======== INPUT
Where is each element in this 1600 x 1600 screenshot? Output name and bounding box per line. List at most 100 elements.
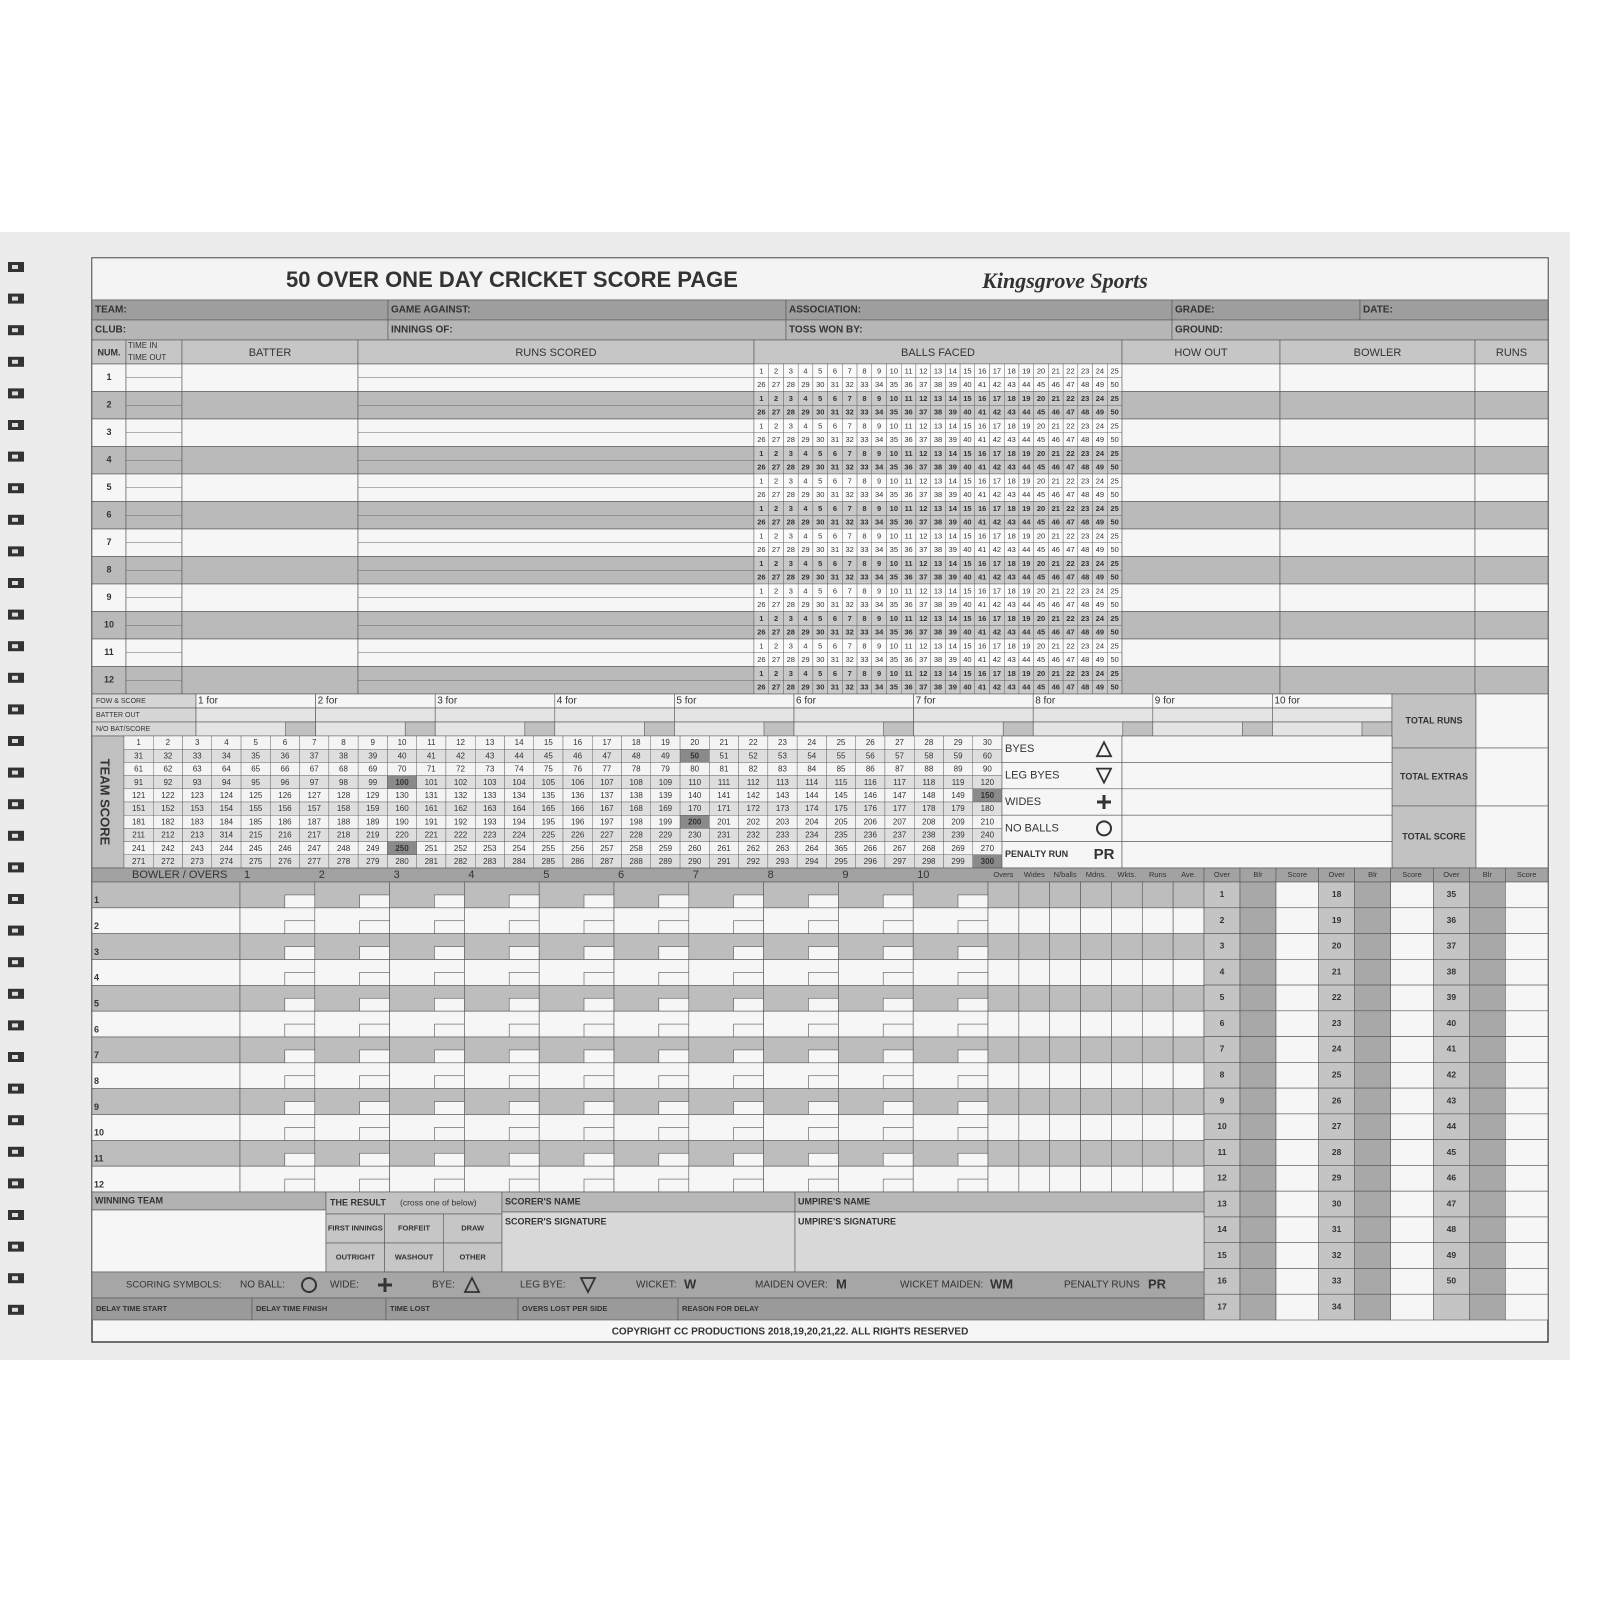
- ball-number: 31: [831, 490, 839, 499]
- ball-number: 16: [978, 669, 986, 678]
- over-log-number: 18: [1332, 889, 1342, 899]
- score-number: 273: [190, 857, 204, 866]
- cell: [91, 1010, 241, 1038]
- ball-number: 18: [1007, 641, 1015, 650]
- ball-number: 43: [1007, 573, 1015, 582]
- ball-number: 39: [949, 573, 957, 582]
- over-box: [583, 1152, 615, 1167]
- label: N/O BAT/SCORE: [96, 726, 151, 733]
- label: WINNING TEAM: [95, 1195, 163, 1205]
- ball-number: 9: [877, 586, 881, 595]
- ball-number: 2: [774, 669, 778, 678]
- ball-number: 21: [1052, 641, 1060, 650]
- score-number: 289: [659, 857, 673, 866]
- over-box: [882, 997, 914, 1012]
- stat-cell: [1080, 1062, 1112, 1089]
- ball-number: 13: [934, 614, 942, 623]
- ball-number: 17: [993, 504, 1001, 513]
- ball-number: 23: [1081, 669, 1089, 678]
- over-box: [658, 1127, 690, 1141]
- label: BOWLER / OVERS: [132, 869, 227, 881]
- ball-number: 9: [877, 641, 881, 650]
- ball-number: 34: [875, 490, 883, 499]
- ball-number: 49: [1096, 600, 1104, 609]
- ball-number: 17: [993, 366, 1001, 375]
- over-log-bowler: [1239, 1087, 1277, 1115]
- ball-number: 45: [1037, 490, 1045, 499]
- ball-number: 16: [978, 641, 986, 650]
- score-number: 217: [308, 831, 322, 840]
- score-number: 140: [688, 791, 702, 800]
- bowler-number: 4: [94, 973, 99, 983]
- over-box: [658, 1023, 690, 1038]
- bowler-number: 2: [94, 921, 99, 931]
- stat-cell: [1018, 881, 1051, 909]
- fow-wicket: 2 for: [318, 696, 339, 707]
- over-box: [658, 946, 690, 960]
- over-log-over: [1318, 907, 1355, 934]
- ball-number: 38: [934, 490, 942, 499]
- ball-number: 8: [862, 531, 866, 540]
- over-log-over: [1433, 1062, 1470, 1089]
- ball-number: 45: [1037, 463, 1045, 472]
- ball-number: 32: [846, 435, 854, 444]
- ball-number: 18: [1007, 559, 1015, 568]
- stat-cell: [1049, 907, 1081, 934]
- symbol-wide: [378, 1278, 392, 1292]
- fow-wicket: 1 for: [198, 696, 219, 707]
- ball-number: 29: [801, 600, 809, 609]
- over-log-score: [1505, 1190, 1549, 1218]
- label: BATTER OUT: [96, 712, 141, 719]
- stat-cell: [1111, 1010, 1143, 1038]
- over-box: [434, 1127, 465, 1141]
- score-number: 131: [425, 791, 439, 800]
- ball-number: 34: [875, 573, 884, 582]
- score-number: 26: [866, 738, 875, 747]
- over-box: [508, 1152, 540, 1167]
- label: WIDES: [1005, 796, 1041, 808]
- ball-number: 8: [862, 614, 866, 623]
- batter-number: 11: [104, 647, 114, 657]
- ball-number: 20: [1037, 586, 1045, 595]
- ball-number: 15: [963, 614, 971, 623]
- ball-number: 1: [759, 504, 763, 513]
- stat-cell: [1049, 1114, 1081, 1141]
- cell: [1474, 446, 1549, 475]
- ball-number: 33: [860, 600, 868, 609]
- ball-number: 40: [963, 518, 971, 527]
- ball-number: 50: [1110, 573, 1118, 582]
- score-number: 266: [864, 844, 878, 853]
- ball-number: 22: [1066, 394, 1074, 403]
- score-number: 196: [571, 817, 585, 826]
- score-number: 89: [954, 765, 963, 774]
- score-number: 52: [749, 751, 758, 760]
- ball-number: 47: [1066, 683, 1074, 692]
- ball-number: 32: [846, 600, 854, 609]
- cell: [181, 556, 359, 585]
- label: WICKET:: [636, 1280, 677, 1291]
- stat-cell: [1018, 1062, 1051, 1089]
- score-number: 213: [190, 831, 204, 840]
- extras-cell: [1001, 841, 1123, 869]
- ball-number: 1: [759, 394, 763, 403]
- over-box: [359, 1152, 390, 1167]
- label: LEG BYE:: [520, 1280, 566, 1291]
- ball-number: 47: [1066, 518, 1074, 527]
- ball-number: 49: [1096, 545, 1104, 554]
- label: BATTER: [249, 347, 292, 359]
- column-header: [1474, 339, 1549, 365]
- stat-cell: [1080, 907, 1112, 934]
- bowler-number: 1: [94, 895, 99, 905]
- ball-number: 26: [757, 408, 765, 417]
- ball-number: 18: [1007, 614, 1015, 623]
- over-log-bowler: [1239, 958, 1277, 986]
- ball-number: 20: [1037, 559, 1045, 568]
- over-log-number: 32: [1332, 1250, 1342, 1260]
- fow-wicket: 3 for: [437, 696, 458, 707]
- ball-number: 26: [757, 573, 765, 582]
- score-number: 278: [337, 857, 351, 866]
- ball-number: 47: [1066, 573, 1074, 582]
- ball-number: 21: [1052, 586, 1060, 595]
- over-box: [808, 894, 839, 909]
- ball-number: 27: [772, 655, 780, 664]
================
Write out every row from the one containing "- ball-number: 31: [831, 490, 839, 499]" down to the one containing "- ball-number: 8: [862, 531, 866, 540]", both included, without changing anything.

__TASK SOLUTION__
- ball-number: 31: [831, 490, 839, 499]
- ball-number: 16: [978, 669, 986, 678]
- over-log-number: 18: [1332, 889, 1342, 899]
- score-number: 273: [190, 857, 204, 866]
- cell: [91, 1010, 241, 1038]
- ball-number: 18: [1007, 641, 1015, 650]
- ball-number: 43: [1007, 573, 1015, 582]
- ball-number: 39: [949, 573, 957, 582]
- over-box: [583, 1152, 615, 1167]
- label: N/O BAT/SCORE: [96, 726, 151, 733]
- label: WINNING TEAM: [95, 1195, 163, 1205]
- ball-number: 9: [877, 586, 881, 595]
- ball-number: 2: [774, 669, 778, 678]
- ball-number: 21: [1052, 641, 1060, 650]
- score-number: 289: [659, 857, 673, 866]
- over-box: [882, 997, 914, 1012]
- stat-cell: [1080, 1062, 1112, 1089]
- ball-number: 13: [934, 614, 942, 623]
- ball-number: 17: [993, 504, 1001, 513]
- ball-number: 23: [1081, 669, 1089, 678]
- over-box: [658, 1127, 690, 1141]
- label: BOWLER / OVERS: [132, 869, 227, 881]
- ball-number: 9: [877, 641, 881, 650]
- ball-number: 34: [875, 490, 883, 499]
- ball-number: 49: [1096, 600, 1104, 609]
- ball-number: 17: [993, 366, 1001, 375]
- over-log-bowler: [1239, 1087, 1277, 1115]
- ball-number: 45: [1037, 490, 1045, 499]
- ball-number: 16: [978, 641, 986, 650]
- score-number: 217: [308, 831, 322, 840]
- score-number: 140: [688, 791, 702, 800]
- bowler-number: 4: [94, 973, 99, 983]
- over-box: [658, 1023, 690, 1038]
- bowler-number: 2: [94, 921, 99, 931]
- stat-cell: [1018, 881, 1051, 909]
- fow-wicket: 2 for: [318, 696, 339, 707]
- over-box: [658, 946, 690, 960]
- over-log-over: [1318, 907, 1355, 934]
- ball-number: 38: [934, 490, 942, 499]
- ball-number: 8: [862, 531, 866, 540]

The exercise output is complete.